▶ **Goal**
Reproduce the listing below character for character; drop every image.
** Start Material **
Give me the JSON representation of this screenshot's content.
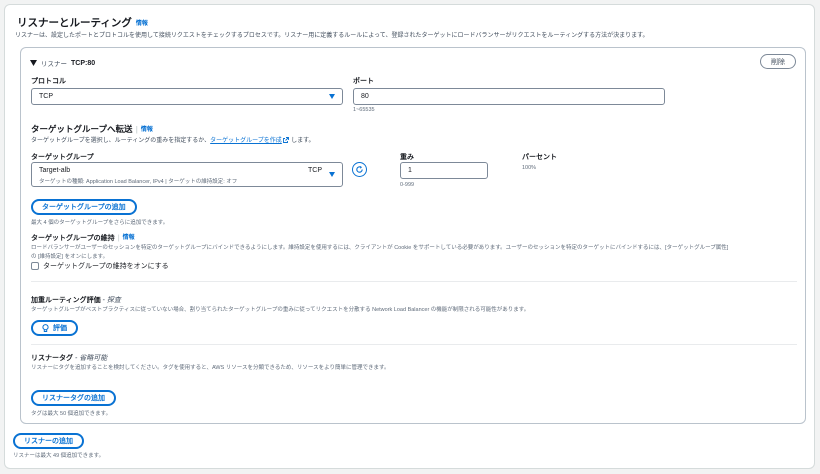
{
  "section": {
    "title": "リスナーとルーティング",
    "info": "情報",
    "description": "リスナーは、設定したポートとプロトコルを使用して接続リクエストをチェックするプロセスです。リスナー用に定義するルールによって、登録されたターゲットにロードバランサーがリクエストをルーティングする方法が決まります。"
  },
  "listener": {
    "toggle_label": "リスナー",
    "name": "TCP:80",
    "remove_label": "削除",
    "protocol": {
      "label": "プロトコル",
      "value": "TCP"
    },
    "port": {
      "label": "ポート",
      "value": "80",
      "hint": "1~65535"
    }
  },
  "forward": {
    "title": "ターゲットグループへ転送",
    "info": "情報",
    "desc_before": "ターゲットグループを選択し、ルーティングの重みを指定するか、",
    "link": "ターゲットグループを作成",
    "desc_after": "します。",
    "target_group": {
      "label": "ターゲットグループ",
      "name": "Target-alb",
      "protocol": "TCP",
      "detail": "ターゲットの種類: Application Load Balancer, IPv4 | ターゲットの維持設定: オフ"
    },
    "weight": {
      "label": "重み",
      "value": "1",
      "hint": "0-999"
    },
    "percent": {
      "label": "パーセント",
      "value": "100%"
    },
    "add_button": "ターゲットグループの追加",
    "add_hint": "最大 4 個のターゲットグループをさらに追加できます。"
  },
  "stickiness": {
    "title": "ターゲットグループの維持",
    "info": "情報",
    "desc_line1": "ロードバランサーがユーザーのセッションを特定のターゲットグループにバインドできるようにします。維持設定を使用するには、クライアントが Cookie をサポートしている必要があります。ユーザーのセッションを特定のターゲットにバインドするには、[ターゲットグループ属性]",
    "desc_line2": "の [維持設定] をオンにします。",
    "checkbox_label": "ターゲットグループの維持をオンにする"
  },
  "weighted": {
    "title": "加重ルーティング評価",
    "optional": "- 探査",
    "desc": "ターゲットグループがベストプラクティスに従っていない場合、割り当てられたターゲットグループの重みに従ってリクエストを分散する Network Load Balancer の機能が制限される可能性があります。",
    "button": "評価"
  },
  "tags": {
    "title": "リスナータグ",
    "optional": "- 省略可能",
    "desc": "リスナーにタグを追加することを検討してください。タグを使用すると、AWS リソースを分類できるため、リソースをより簡単に管理できます。",
    "button": "リスナータグの追加",
    "hint": "タグは最大 50 個追加できます。"
  },
  "footer": {
    "add_listener": "リスナーの追加",
    "hint": "リスナーは最大 49 個追加できます。"
  },
  "colors": {
    "accent": "#0972d3",
    "border": "#7d8998",
    "text": "#16191f"
  },
  "icons": [
    "caret-down-icon",
    "external-link-icon",
    "refresh-icon",
    "lightbulb-icon",
    "checkbox-icon",
    "dropdown-icon"
  ]
}
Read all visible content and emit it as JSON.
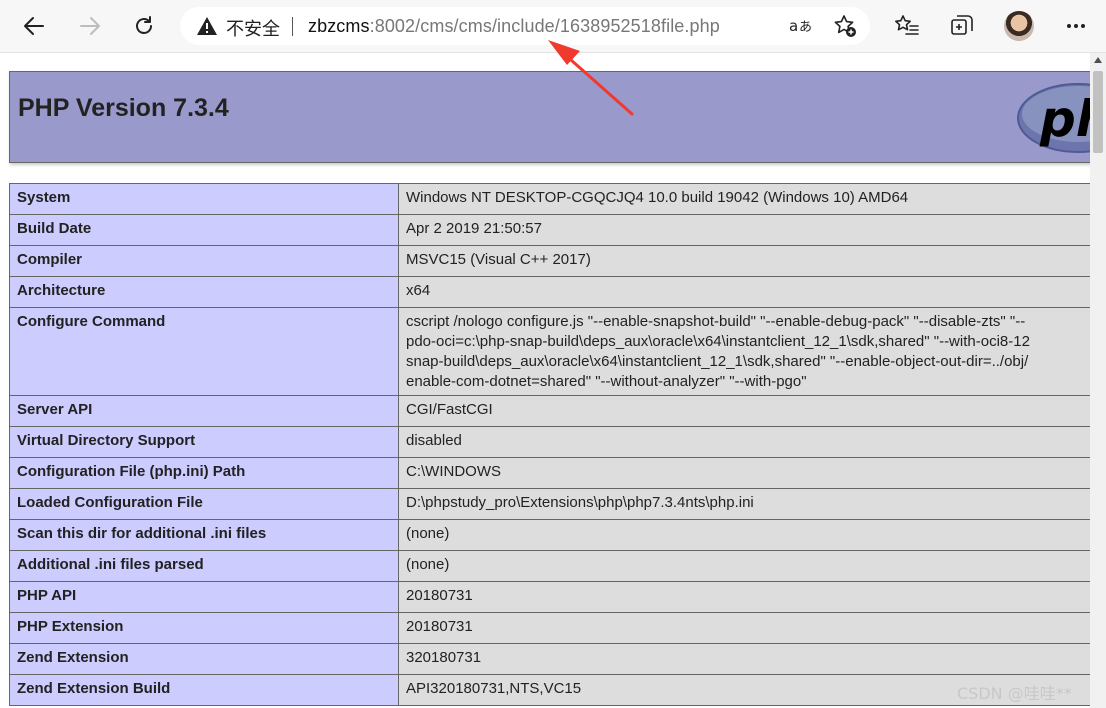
{
  "browser": {
    "security_label": "不安全",
    "url": {
      "host": "zbzcms",
      "rest": ":8002/cms/cms/include/1638952518file.php"
    }
  },
  "phpinfo": {
    "title": "PHP Version 7.3.4",
    "rows": [
      {
        "key": "System",
        "value": "Windows NT DESKTOP-CGQCJQ4 10.0 build 19042 (Windows 10) AMD64"
      },
      {
        "key": "Build Date",
        "value": "Apr 2 2019 21:50:57"
      },
      {
        "key": "Compiler",
        "value": "MSVC15 (Visual C++ 2017)"
      },
      {
        "key": "Architecture",
        "value": "x64"
      },
      {
        "key": "Configure Command",
        "value_lines": [
          "cscript /nologo configure.js \"--enable-snapshot-build\" \"--enable-debug-pack\" \"--disable-zts\" \"--",
          "pdo-oci=c:\\php-snap-build\\deps_aux\\oracle\\x64\\instantclient_12_1\\sdk,shared\" \"--with-oci8-12",
          "snap-build\\deps_aux\\oracle\\x64\\instantclient_12_1\\sdk,shared\" \"--enable-object-out-dir=../obj/",
          "enable-com-dotnet=shared\" \"--without-analyzer\" \"--with-pgo\""
        ]
      },
      {
        "key": "Server API",
        "value": "CGI/FastCGI"
      },
      {
        "key": "Virtual Directory Support",
        "value": "disabled"
      },
      {
        "key": "Configuration File (php.ini) Path",
        "value": "C:\\WINDOWS"
      },
      {
        "key": "Loaded Configuration File",
        "value": "D:\\phpstudy_pro\\Extensions\\php\\php7.3.4nts\\php.ini"
      },
      {
        "key": "Scan this dir for additional .ini files",
        "value": "(none)"
      },
      {
        "key": "Additional .ini files parsed",
        "value": "(none)"
      },
      {
        "key": "PHP API",
        "value": "20180731"
      },
      {
        "key": "PHP Extension",
        "value": "20180731"
      },
      {
        "key": "Zend Extension",
        "value": "320180731"
      },
      {
        "key": "Zend Extension Build",
        "value": "API320180731,NTS,VC15"
      }
    ]
  },
  "watermark": "CSDN @哇哇**"
}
** End Material **
▶ **Final result**
Give me the JSON representation of this screenshot's content.
{
  "section": {
    "title": "リスナーとルーティング",
    "info": "情報",
    "description": "リスナーは、設定したポートとプロトコルを使用して接続リクエストをチェックするプロセスです。リスナー用に定義するルールによって、登録されたターゲットにロードバランサーがリクエストをルーティングする方法が決まります。"
  },
  "listener": {
    "toggle_label": "リスナー",
    "name": "TCP:80",
    "remove_label": "削除",
    "protocol": {
      "label": "プロトコル",
      "value": "TCP"
    },
    "port": {
      "label": "ポート",
      "value": "80",
      "hint": "1~65535"
    }
  },
  "forward": {
    "title": "ターゲットグループへ転送",
    "info": "情報",
    "desc_before": "ターゲットグループを選択し、ルーティングの重みを指定するか、",
    "link": "ターゲットグループを作成",
    "desc_after": "します。",
    "target_group": {
      "label": "ターゲットグループ",
      "name": "Target-alb",
      "protocol": "TCP",
      "detail": "ターゲットの種類: Application Load Balancer, IPv4 | ターゲットの維持設定: オフ"
    },
    "weight": {
      "label": "重み",
      "value": "1",
      "hint": "0-999"
    },
    "percent": {
      "label": "パーセント",
      "value": "100%"
    },
    "add_button": "ターゲットグループの追加",
    "add_hint": "最大 4 個のターゲットグループをさらに追加できます。"
  },
  "stickiness": {
    "title": "ターゲットグループの維持",
    "info": "情報",
    "desc_line1": "ロードバランサーがユーザーのセッションを特定のターゲットグループにバインドできるようにします。維持設定を使用するには、クライアントが Cookie をサポートしている必要があります。ユーザーのセッションを特定のターゲットにバインドするには、[ターゲットグループ属性]",
    "desc_line2": "の [維持設定] をオンにします。",
    "checkbox_label": "ターゲットグループの維持をオンにする"
  },
  "weighted": {
    "title": "加重ルーティング評価",
    "optional": "- 探査",
    "desc": "ターゲットグループがベストプラクティスに従っていない場合、割り当てられたターゲットグループの重みに従ってリクエストを分散する Network Load Balancer の機能が制限される可能性があります。",
    "button": "評価"
  },
  "tags": {
    "title": "リスナータグ",
    "optional": "- 省略可能",
    "desc": "リスナーにタグを追加することを検討してください。タグを使用すると、AWS リソースを分類できるため、リソースをより簡単に管理できます。",
    "button": "リスナータグの追加",
    "hint": "タグは最大 50 個追加できます。"
  },
  "footer": {
    "add_listener": "リスナーの追加",
    "hint": "リスナーは最大 49 個追加できます。"
  },
  "colors": {
    "accent": "#0972d3",
    "border": "#7d8998",
    "text": "#16191f"
  },
  "icons": [
    "caret-down-icon",
    "external-link-icon",
    "refresh-icon",
    "lightbulb-icon",
    "checkbox-icon",
    "dropdown-icon"
  ]
}
Read all visible content and emit it as JSON.
{
  "browser": {
    "security_label": "不安全",
    "url": {
      "host": "zbzcms",
      "rest": ":8002/cms/cms/include/1638952518file.php"
    }
  },
  "phpinfo": {
    "title": "PHP Version 7.3.4",
    "rows": [
      {
        "key": "System",
        "value": "Windows NT DESKTOP-CGQCJQ4 10.0 build 19042 (Windows 10) AMD64"
      },
      {
        "key": "Build Date",
        "value": "Apr 2 2019 21:50:57"
      },
      {
        "key": "Compiler",
        "value": "MSVC15 (Visual C++ 2017)"
      },
      {
        "key": "Architecture",
        "value": "x64"
      },
      {
        "key": "Configure Command",
        "value_lines": [
          "cscript /nologo configure.js \"--enable-snapshot-build\" \"--enable-debug-pack\" \"--disable-zts\" \"--",
          "pdo-oci=c:\\php-snap-build\\deps_aux\\oracle\\x64\\instantclient_12_1\\sdk,shared\" \"--with-oci8-12",
          "snap-build\\deps_aux\\oracle\\x64\\instantclient_12_1\\sdk,shared\" \"--enable-object-out-dir=../obj/",
          "enable-com-dotnet=shared\" \"--without-analyzer\" \"--with-pgo\""
        ]
      },
      {
        "key": "Server API",
        "value": "CGI/FastCGI"
      },
      {
        "key": "Virtual Directory Support",
        "value": "disabled"
      },
      {
        "key": "Configuration File (php.ini) Path",
        "value": "C:\\WINDOWS"
      },
      {
        "key": "Loaded Configuration File",
        "value": "D:\\phpstudy_pro\\Extensions\\php\\php7.3.4nts\\php.ini"
      },
      {
        "key": "Scan this dir for additional .ini files",
        "value": "(none)"
      },
      {
        "key": "Additional .ini files parsed",
        "value": "(none)"
      },
      {
        "key": "PHP API",
        "value": "20180731"
      },
      {
        "key": "PHP Extension",
        "value": "20180731"
      },
      {
        "key": "Zend Extension",
        "value": "320180731"
      },
      {
        "key": "Zend Extension Build",
        "value": "API320180731,NTS,VC15"
      }
    ]
  },
  "watermark": "CSDN @哇哇**"
}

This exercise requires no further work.